What the exercise asks: Using the data below, copy each line that includes the word "能正确地进行计算".

** BEGIN Source material **

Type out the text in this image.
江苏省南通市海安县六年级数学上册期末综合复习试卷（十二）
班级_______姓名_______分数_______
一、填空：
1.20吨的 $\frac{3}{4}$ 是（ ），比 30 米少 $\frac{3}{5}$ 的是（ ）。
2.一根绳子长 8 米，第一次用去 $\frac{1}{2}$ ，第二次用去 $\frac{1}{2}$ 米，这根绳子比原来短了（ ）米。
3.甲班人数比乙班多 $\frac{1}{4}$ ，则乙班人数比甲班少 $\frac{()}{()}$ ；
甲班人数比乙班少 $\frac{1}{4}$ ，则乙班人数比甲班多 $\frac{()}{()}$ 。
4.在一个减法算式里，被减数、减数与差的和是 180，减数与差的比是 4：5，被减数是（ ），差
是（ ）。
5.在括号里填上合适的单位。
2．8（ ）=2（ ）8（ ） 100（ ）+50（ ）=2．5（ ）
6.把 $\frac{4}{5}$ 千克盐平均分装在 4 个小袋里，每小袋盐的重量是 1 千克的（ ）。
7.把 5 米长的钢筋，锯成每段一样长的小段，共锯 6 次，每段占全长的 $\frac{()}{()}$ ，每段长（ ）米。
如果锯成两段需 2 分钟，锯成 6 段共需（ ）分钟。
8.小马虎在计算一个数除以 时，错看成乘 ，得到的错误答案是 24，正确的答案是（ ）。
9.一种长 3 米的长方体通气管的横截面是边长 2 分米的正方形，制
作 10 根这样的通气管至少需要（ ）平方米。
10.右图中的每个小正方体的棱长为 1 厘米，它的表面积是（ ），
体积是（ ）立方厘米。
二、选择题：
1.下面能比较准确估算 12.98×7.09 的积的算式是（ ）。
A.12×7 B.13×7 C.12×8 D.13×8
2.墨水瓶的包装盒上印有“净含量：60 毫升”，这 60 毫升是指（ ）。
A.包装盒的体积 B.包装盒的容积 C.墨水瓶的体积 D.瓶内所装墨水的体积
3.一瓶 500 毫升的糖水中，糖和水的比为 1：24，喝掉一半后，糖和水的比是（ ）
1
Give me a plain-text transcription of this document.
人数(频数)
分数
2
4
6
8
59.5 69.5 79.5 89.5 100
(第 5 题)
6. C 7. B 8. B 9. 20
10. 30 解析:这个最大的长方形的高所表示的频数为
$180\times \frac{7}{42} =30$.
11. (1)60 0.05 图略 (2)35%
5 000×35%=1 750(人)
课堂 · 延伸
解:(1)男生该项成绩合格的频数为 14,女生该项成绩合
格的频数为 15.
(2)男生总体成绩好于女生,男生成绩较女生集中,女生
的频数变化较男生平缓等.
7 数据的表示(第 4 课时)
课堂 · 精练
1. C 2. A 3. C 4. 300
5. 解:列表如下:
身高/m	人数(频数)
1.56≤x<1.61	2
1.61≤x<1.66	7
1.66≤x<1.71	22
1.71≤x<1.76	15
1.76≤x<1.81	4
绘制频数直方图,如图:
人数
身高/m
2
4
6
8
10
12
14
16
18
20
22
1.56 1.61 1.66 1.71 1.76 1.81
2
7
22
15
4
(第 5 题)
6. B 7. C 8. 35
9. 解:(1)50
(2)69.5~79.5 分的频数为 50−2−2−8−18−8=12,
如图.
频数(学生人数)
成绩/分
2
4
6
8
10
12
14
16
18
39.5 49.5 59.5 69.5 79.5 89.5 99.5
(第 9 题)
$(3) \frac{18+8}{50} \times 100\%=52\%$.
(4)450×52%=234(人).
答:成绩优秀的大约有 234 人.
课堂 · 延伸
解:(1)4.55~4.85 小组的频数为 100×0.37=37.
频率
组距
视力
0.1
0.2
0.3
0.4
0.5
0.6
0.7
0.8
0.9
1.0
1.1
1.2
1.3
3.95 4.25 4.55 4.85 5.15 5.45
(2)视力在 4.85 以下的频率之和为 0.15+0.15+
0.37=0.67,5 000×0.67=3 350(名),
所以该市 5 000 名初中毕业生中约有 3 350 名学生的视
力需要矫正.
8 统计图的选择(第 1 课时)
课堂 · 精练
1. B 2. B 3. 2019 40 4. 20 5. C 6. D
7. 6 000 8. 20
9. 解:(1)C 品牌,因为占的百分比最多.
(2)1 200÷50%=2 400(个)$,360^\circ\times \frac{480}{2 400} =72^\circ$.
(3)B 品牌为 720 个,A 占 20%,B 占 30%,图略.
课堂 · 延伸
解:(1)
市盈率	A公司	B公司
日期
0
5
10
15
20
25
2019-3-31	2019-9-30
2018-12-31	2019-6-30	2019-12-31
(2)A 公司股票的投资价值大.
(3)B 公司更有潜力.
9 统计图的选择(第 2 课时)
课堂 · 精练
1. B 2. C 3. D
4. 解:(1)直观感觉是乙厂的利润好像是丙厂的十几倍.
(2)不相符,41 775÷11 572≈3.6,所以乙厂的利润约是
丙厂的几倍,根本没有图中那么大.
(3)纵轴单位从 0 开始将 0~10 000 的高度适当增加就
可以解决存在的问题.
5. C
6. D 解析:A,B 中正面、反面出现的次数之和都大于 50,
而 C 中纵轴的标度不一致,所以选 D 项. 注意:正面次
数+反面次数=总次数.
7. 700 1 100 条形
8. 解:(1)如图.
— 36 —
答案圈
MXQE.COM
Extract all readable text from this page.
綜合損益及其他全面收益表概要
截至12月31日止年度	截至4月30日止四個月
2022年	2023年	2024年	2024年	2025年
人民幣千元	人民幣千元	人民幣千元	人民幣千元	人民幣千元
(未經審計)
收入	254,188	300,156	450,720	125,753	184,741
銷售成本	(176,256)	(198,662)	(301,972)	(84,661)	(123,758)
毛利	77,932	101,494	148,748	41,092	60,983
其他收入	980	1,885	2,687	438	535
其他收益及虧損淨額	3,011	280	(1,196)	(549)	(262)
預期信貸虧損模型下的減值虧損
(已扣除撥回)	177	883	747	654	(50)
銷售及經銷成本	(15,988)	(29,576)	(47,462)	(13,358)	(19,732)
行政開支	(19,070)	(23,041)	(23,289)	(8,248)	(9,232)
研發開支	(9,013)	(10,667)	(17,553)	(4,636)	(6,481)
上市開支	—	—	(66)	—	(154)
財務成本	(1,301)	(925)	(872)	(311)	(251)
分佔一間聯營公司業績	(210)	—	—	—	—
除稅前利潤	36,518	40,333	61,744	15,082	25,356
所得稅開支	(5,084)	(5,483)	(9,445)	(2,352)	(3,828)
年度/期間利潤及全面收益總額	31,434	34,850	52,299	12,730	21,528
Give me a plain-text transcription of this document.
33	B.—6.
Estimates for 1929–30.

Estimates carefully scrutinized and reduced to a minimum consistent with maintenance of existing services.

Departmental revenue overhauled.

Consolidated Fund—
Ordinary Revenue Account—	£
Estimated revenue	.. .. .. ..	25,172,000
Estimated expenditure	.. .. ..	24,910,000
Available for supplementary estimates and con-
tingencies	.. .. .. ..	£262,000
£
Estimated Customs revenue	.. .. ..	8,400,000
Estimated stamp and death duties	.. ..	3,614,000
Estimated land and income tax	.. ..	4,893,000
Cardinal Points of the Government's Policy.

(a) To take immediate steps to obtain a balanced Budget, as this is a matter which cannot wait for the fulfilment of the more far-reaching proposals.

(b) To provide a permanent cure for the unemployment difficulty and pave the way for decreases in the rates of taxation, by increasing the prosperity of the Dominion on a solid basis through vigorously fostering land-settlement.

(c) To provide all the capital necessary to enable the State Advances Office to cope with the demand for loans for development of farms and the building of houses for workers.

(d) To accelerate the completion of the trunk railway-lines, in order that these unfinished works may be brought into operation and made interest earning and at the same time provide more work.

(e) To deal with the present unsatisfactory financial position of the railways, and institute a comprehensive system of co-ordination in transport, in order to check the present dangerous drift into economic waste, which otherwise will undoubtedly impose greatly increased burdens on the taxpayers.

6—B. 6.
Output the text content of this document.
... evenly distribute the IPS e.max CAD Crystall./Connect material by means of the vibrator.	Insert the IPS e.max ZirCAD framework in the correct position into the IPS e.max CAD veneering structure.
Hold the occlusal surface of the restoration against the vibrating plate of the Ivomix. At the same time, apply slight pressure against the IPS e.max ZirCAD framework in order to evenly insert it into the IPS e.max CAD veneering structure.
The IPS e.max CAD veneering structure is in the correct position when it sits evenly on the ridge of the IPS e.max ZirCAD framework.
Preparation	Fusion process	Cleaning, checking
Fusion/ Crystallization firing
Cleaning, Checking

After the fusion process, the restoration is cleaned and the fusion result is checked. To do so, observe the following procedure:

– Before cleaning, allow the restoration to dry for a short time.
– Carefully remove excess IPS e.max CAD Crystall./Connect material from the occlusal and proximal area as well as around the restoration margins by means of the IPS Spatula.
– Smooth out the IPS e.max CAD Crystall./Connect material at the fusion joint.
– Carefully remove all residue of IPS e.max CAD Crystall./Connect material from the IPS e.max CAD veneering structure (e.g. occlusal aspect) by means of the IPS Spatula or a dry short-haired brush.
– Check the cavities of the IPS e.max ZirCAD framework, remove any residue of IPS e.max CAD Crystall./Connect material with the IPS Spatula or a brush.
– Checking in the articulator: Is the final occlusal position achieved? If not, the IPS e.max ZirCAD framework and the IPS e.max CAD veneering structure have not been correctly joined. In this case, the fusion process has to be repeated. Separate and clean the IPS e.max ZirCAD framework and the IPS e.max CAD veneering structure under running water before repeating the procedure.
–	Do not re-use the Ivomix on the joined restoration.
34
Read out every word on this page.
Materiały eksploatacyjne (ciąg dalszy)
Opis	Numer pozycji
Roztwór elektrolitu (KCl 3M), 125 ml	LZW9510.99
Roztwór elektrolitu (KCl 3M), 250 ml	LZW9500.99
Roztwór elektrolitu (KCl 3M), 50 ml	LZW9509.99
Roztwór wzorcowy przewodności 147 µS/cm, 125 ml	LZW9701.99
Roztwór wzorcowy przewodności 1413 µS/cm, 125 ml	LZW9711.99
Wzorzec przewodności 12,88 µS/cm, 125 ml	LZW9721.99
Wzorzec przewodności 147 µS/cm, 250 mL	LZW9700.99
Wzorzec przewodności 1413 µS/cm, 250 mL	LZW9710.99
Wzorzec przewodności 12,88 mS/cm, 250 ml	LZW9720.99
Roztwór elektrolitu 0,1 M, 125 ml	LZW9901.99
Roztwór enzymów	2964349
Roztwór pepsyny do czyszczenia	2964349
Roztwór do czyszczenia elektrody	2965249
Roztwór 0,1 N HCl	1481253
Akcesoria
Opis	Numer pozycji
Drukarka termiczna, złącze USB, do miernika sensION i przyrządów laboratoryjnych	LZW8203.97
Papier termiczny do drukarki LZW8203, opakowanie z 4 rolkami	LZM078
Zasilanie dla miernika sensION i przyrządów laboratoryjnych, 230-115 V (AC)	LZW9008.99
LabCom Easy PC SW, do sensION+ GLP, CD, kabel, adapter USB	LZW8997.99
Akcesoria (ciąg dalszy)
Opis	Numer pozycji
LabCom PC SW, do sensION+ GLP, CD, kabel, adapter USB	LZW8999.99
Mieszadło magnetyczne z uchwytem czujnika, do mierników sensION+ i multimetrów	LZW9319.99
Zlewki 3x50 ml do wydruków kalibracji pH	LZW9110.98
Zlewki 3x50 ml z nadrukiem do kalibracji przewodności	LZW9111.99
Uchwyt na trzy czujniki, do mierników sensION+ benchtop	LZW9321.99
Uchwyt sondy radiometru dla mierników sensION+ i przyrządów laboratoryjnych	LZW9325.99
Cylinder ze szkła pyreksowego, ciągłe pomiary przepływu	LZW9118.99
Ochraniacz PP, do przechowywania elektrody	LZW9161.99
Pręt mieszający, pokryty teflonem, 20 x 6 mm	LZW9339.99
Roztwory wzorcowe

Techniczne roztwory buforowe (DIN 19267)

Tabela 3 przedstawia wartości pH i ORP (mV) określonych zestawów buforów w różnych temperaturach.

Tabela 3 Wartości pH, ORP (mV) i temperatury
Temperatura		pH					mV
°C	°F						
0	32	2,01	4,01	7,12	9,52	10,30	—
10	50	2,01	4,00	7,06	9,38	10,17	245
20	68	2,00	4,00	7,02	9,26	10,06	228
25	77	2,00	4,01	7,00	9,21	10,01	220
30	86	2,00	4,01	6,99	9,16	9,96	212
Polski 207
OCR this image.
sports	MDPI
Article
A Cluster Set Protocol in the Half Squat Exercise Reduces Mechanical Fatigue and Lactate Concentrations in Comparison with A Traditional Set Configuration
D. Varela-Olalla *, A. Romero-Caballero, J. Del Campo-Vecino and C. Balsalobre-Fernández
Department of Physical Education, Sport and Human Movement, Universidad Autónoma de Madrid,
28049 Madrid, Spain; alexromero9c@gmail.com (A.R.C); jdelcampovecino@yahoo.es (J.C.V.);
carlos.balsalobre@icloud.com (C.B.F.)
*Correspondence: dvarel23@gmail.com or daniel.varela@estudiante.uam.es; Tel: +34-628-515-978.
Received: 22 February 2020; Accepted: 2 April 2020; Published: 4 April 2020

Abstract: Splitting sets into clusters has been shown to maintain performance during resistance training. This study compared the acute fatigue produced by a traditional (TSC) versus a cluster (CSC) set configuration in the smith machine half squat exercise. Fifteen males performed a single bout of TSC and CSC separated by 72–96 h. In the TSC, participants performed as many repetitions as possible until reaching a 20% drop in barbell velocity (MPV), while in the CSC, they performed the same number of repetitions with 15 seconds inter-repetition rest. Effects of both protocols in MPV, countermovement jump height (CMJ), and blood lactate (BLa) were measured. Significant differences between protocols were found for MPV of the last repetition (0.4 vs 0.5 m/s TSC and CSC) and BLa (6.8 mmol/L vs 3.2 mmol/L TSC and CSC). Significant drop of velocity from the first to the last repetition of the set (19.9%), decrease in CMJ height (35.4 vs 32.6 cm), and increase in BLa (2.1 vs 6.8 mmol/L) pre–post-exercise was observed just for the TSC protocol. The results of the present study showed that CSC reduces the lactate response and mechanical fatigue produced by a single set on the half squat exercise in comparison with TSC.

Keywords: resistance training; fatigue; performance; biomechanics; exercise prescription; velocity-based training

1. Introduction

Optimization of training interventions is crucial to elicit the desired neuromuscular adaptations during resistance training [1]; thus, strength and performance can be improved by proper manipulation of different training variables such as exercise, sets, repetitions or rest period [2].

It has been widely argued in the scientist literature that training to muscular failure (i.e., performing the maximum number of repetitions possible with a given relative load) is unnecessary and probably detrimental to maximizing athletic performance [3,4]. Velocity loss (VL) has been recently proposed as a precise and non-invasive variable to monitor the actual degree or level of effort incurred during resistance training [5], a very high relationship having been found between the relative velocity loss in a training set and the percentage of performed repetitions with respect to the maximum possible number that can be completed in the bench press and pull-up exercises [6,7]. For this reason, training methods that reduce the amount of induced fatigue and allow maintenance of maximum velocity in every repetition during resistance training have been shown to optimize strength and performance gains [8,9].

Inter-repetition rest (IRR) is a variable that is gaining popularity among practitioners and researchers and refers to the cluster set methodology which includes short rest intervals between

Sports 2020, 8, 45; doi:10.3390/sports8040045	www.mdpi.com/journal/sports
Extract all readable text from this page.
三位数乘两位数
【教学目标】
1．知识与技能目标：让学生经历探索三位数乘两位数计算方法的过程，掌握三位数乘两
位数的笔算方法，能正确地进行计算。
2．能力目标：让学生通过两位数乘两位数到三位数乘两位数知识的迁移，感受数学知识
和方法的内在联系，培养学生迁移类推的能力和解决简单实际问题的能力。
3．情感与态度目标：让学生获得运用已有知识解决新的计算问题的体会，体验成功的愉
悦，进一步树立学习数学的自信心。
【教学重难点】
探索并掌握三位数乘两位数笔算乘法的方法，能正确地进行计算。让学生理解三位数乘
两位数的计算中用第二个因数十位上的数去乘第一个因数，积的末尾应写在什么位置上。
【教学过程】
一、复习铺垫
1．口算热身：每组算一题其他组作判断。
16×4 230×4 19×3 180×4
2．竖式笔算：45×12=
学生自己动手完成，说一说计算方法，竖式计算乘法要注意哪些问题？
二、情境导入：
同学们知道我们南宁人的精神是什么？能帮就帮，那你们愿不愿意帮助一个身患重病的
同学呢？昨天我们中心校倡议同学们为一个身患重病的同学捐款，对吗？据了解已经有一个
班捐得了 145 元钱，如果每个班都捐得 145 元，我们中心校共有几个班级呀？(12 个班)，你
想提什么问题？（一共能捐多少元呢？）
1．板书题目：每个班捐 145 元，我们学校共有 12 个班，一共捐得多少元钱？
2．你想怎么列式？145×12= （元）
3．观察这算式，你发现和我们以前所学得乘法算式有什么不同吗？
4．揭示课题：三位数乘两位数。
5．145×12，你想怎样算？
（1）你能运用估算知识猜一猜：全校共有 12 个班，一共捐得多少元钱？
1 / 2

** END Source material **

Result below:
位数的笔算方法，能正确地进行计算。
探索并掌握三位数乘两位数笔算乘法的方法，能正确地进行计算。让学生理解三位数乘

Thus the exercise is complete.